◆ **Directions for this task**:
Find how many lines in the material hold the word "مازندران", then state that number and nothing more.

◆ **Information shown**:
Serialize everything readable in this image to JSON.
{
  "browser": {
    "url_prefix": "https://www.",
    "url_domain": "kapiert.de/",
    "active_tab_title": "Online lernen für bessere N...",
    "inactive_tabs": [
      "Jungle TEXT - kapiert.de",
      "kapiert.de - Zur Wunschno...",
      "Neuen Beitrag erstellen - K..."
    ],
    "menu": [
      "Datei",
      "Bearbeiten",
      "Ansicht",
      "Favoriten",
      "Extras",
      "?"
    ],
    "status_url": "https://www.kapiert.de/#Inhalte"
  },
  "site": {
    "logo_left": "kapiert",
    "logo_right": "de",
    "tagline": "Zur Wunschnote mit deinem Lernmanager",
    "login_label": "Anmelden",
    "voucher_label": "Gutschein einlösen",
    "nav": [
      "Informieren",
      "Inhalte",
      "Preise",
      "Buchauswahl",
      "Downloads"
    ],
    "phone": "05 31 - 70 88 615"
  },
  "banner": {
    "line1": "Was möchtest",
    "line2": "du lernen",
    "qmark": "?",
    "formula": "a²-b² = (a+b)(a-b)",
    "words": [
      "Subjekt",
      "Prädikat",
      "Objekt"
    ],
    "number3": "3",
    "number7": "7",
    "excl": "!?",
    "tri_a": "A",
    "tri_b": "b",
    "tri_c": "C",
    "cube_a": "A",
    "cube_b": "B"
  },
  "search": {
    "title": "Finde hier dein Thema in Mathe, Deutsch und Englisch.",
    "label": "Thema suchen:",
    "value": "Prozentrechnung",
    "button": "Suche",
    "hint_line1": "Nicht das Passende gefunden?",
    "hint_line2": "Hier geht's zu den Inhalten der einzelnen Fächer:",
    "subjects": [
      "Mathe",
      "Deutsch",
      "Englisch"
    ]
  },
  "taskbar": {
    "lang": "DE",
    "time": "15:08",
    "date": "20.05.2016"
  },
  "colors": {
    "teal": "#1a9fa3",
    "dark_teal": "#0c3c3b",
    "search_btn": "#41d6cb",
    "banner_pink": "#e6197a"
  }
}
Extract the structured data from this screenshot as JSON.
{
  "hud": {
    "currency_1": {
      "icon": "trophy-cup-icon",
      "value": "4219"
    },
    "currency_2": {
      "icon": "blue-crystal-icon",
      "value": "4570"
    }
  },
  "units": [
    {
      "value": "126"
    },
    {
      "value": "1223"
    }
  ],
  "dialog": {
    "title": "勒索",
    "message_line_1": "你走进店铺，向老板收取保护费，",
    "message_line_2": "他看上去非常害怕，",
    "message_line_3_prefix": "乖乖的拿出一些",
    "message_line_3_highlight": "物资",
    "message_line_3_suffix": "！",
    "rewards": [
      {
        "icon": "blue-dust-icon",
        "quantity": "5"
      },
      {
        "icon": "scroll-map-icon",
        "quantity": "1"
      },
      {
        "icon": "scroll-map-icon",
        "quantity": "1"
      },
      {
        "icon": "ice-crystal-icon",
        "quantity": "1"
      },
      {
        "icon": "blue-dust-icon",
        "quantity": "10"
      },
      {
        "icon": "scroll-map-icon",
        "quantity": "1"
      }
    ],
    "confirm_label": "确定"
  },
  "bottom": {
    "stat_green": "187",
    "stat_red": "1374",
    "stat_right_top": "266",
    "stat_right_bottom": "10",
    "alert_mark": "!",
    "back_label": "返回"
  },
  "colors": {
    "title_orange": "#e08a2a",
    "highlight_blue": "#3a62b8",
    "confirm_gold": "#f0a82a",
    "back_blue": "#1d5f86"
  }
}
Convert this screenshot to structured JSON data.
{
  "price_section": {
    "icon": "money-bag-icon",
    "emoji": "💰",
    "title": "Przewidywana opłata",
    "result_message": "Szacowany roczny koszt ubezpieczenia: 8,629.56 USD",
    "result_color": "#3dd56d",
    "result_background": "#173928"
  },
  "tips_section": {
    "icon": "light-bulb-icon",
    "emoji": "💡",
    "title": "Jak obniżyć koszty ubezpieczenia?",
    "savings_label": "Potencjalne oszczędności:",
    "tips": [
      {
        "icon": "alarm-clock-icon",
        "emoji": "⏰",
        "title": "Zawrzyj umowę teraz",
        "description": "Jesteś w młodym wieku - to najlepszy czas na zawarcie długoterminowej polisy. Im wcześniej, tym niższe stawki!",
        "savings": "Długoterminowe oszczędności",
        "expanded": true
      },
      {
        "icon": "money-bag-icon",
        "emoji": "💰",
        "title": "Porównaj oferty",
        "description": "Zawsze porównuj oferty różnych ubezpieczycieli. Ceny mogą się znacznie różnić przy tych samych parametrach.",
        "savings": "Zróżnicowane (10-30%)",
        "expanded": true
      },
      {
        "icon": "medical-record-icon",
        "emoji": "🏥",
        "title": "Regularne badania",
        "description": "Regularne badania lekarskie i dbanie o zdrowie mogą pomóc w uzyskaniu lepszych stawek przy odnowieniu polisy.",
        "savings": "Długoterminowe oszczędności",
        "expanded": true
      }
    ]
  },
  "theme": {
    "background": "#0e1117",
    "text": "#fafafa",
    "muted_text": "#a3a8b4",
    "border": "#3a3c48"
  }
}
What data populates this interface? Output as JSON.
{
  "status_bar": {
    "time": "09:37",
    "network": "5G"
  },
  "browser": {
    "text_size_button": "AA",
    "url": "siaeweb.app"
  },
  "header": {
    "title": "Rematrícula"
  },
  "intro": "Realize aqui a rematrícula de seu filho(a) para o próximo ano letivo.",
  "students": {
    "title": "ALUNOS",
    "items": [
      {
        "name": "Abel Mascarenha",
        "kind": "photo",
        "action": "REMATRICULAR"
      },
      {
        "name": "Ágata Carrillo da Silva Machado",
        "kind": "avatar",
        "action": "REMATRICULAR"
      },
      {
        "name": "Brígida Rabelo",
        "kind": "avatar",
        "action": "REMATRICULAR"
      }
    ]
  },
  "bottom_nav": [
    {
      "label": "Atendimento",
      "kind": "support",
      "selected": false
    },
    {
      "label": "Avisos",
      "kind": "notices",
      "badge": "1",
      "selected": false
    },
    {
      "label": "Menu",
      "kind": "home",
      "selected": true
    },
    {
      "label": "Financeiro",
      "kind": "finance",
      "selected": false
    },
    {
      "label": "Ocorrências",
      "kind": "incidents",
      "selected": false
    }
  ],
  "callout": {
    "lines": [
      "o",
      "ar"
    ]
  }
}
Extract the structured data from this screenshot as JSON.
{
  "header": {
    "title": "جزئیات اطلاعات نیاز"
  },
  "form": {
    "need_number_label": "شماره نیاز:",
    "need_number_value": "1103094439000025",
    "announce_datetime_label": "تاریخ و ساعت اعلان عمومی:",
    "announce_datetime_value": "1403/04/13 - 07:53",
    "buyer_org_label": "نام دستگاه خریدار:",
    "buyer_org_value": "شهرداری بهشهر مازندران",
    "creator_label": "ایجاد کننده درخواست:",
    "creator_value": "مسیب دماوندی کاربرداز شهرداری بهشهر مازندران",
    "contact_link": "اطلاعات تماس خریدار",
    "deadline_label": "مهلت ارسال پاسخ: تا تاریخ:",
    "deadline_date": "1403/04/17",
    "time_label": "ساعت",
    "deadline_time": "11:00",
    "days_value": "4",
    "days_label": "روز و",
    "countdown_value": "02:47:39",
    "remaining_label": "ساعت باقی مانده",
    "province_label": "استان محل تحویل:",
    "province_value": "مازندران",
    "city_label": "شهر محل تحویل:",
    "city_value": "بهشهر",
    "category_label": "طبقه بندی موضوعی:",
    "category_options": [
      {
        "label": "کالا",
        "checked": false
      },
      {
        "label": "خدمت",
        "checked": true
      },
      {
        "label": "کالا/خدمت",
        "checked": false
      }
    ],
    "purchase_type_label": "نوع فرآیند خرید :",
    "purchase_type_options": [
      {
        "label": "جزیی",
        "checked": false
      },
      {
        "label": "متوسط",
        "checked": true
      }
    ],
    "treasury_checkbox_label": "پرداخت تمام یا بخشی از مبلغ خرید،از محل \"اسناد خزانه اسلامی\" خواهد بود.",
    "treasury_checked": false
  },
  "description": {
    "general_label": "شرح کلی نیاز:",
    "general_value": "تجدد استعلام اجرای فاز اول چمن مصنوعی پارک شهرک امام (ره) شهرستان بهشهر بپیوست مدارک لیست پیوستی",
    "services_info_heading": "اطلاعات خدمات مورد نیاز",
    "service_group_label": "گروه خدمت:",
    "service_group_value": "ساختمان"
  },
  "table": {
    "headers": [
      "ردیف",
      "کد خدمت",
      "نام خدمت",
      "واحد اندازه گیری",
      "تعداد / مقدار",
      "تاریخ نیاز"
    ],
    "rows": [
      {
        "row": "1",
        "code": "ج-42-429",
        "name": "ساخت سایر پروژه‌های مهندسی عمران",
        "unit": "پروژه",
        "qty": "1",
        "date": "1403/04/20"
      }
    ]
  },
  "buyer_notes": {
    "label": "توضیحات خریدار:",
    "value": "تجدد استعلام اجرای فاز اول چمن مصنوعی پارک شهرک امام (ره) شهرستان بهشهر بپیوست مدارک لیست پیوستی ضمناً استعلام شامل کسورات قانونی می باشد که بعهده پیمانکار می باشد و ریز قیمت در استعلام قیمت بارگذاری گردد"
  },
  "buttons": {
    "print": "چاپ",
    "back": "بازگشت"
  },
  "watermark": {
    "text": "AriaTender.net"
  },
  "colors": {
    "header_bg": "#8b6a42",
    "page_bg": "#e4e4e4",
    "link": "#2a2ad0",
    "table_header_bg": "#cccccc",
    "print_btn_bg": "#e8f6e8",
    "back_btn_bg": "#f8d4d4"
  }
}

◆ **Written response**:
3